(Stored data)

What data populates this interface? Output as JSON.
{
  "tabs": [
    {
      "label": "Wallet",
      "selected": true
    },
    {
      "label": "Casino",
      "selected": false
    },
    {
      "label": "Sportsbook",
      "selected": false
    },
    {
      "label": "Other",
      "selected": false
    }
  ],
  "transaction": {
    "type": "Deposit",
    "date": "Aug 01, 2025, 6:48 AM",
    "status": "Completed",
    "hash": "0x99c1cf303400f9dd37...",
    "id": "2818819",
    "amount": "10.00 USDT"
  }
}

■ **EXERCISE PROMPT**
Find every line in the records that contains the word "label"; copy those lines.

■ **WRITTEN SOLUTION**
      "label": "Wallet",
      "label": "Casino",
      "label": "Sportsbook",
      "label": "Other",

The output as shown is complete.